Direction: Give again, word for word, only the lines from the one containing "Give me a plain-text" through the final line.

Records to use:

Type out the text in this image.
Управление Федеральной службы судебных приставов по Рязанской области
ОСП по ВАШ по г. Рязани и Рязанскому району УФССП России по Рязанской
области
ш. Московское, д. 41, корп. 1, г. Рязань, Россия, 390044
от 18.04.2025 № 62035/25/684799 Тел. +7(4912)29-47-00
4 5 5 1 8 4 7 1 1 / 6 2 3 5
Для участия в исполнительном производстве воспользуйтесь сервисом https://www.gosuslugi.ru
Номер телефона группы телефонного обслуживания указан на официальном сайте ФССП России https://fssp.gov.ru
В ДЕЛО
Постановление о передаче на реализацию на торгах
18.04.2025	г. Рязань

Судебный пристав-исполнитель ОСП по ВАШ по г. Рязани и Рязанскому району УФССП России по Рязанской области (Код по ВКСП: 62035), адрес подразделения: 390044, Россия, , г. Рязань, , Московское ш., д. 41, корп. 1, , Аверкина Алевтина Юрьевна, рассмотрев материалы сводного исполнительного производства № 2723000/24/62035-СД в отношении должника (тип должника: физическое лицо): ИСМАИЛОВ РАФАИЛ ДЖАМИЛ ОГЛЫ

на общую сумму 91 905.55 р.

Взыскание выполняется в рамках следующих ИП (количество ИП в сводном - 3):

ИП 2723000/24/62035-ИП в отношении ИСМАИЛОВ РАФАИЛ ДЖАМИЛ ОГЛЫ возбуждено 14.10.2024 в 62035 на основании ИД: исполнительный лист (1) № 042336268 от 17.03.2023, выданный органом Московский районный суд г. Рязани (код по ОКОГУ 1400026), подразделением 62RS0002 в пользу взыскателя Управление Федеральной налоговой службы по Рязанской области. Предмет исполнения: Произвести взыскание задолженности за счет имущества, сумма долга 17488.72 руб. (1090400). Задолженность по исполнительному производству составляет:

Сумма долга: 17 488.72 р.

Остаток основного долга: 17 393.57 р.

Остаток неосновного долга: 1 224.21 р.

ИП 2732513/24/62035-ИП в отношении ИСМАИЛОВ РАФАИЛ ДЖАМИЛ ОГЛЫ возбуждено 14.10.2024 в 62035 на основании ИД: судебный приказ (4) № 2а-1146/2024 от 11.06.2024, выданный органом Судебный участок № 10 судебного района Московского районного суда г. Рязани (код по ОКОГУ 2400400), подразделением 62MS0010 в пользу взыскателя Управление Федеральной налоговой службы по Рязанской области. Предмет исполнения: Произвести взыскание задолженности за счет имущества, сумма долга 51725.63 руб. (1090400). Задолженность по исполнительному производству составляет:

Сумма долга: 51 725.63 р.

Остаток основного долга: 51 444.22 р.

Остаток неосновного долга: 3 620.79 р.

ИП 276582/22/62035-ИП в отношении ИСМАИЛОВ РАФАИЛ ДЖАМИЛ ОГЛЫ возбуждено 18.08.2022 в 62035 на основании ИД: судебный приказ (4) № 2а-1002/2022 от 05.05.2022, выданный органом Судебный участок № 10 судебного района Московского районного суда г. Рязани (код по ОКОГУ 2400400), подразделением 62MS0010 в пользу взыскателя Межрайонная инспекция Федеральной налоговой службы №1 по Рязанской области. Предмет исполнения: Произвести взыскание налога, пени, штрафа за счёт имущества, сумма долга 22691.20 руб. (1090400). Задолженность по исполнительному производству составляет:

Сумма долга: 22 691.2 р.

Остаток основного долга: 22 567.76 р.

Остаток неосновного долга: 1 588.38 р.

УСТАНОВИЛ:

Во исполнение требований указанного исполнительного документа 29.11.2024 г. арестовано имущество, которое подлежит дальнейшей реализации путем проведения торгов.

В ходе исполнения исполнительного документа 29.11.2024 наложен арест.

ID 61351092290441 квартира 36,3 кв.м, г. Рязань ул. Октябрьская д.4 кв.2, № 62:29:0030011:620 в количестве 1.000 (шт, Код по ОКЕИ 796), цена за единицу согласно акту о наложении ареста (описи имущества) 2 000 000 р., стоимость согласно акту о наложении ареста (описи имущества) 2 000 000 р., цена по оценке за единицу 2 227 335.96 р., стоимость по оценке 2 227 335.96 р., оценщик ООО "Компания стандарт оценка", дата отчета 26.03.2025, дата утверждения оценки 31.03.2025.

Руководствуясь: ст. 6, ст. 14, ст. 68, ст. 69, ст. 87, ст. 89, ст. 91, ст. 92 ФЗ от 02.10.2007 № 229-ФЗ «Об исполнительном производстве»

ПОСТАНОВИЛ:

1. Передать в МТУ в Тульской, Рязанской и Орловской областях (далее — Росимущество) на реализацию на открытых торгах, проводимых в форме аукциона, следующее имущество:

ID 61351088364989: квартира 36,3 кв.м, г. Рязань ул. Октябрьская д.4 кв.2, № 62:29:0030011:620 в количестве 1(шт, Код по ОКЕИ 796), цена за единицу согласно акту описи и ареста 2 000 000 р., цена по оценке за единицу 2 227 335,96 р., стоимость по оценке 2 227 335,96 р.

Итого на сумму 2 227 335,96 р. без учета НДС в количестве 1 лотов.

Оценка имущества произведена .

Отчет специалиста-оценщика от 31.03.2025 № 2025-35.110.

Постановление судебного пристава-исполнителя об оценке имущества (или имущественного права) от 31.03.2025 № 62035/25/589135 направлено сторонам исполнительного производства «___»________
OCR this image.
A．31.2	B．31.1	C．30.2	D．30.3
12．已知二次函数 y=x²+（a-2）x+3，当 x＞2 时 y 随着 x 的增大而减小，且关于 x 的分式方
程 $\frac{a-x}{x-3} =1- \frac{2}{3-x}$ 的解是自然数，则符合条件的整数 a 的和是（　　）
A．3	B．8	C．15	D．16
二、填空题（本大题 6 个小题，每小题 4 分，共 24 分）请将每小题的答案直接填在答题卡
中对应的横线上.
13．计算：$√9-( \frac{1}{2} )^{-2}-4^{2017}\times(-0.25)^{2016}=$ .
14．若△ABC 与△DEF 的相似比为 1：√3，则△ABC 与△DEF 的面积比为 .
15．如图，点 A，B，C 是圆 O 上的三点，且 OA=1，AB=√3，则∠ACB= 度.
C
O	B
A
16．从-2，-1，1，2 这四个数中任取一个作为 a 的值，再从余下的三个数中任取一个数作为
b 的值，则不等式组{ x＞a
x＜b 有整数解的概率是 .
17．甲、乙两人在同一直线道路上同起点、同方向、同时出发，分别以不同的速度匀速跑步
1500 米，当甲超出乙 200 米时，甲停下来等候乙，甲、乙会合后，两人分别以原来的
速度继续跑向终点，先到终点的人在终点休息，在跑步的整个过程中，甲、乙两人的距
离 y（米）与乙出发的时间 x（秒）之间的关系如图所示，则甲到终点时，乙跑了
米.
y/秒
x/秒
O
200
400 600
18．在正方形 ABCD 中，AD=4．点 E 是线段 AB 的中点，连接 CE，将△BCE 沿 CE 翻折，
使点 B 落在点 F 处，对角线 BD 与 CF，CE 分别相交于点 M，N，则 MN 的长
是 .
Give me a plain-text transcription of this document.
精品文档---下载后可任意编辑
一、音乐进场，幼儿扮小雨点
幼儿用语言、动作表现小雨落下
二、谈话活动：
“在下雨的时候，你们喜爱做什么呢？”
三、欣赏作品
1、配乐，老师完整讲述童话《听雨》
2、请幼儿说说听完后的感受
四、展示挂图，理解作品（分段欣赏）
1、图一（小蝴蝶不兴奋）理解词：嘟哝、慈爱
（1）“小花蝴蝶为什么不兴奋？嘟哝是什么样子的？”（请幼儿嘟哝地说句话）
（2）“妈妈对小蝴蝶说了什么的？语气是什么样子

Solution below:
Give me a plain-text transcription of this document.
精品文档---下载后可任意编辑
一、音乐进场，幼儿扮小雨点
幼儿用语言、动作表现小雨落下
二、谈话活动：
“在下雨的时候，你们喜爱做什么呢？”
三、欣赏作品
1、配乐，老师完整讲述童话《听雨》
2、请幼儿说说听完后的感受
四、展示挂图，理解作品（分段欣赏）
1、图一（小蝴蝶不兴奋）理解词：嘟哝、慈爱
（1）“小花蝴蝶为什么不兴奋？嘟哝是什么样子的？”（请幼儿嘟哝地说句话）
（2）“妈妈对小蝴蝶说了什么的？语气是什么样子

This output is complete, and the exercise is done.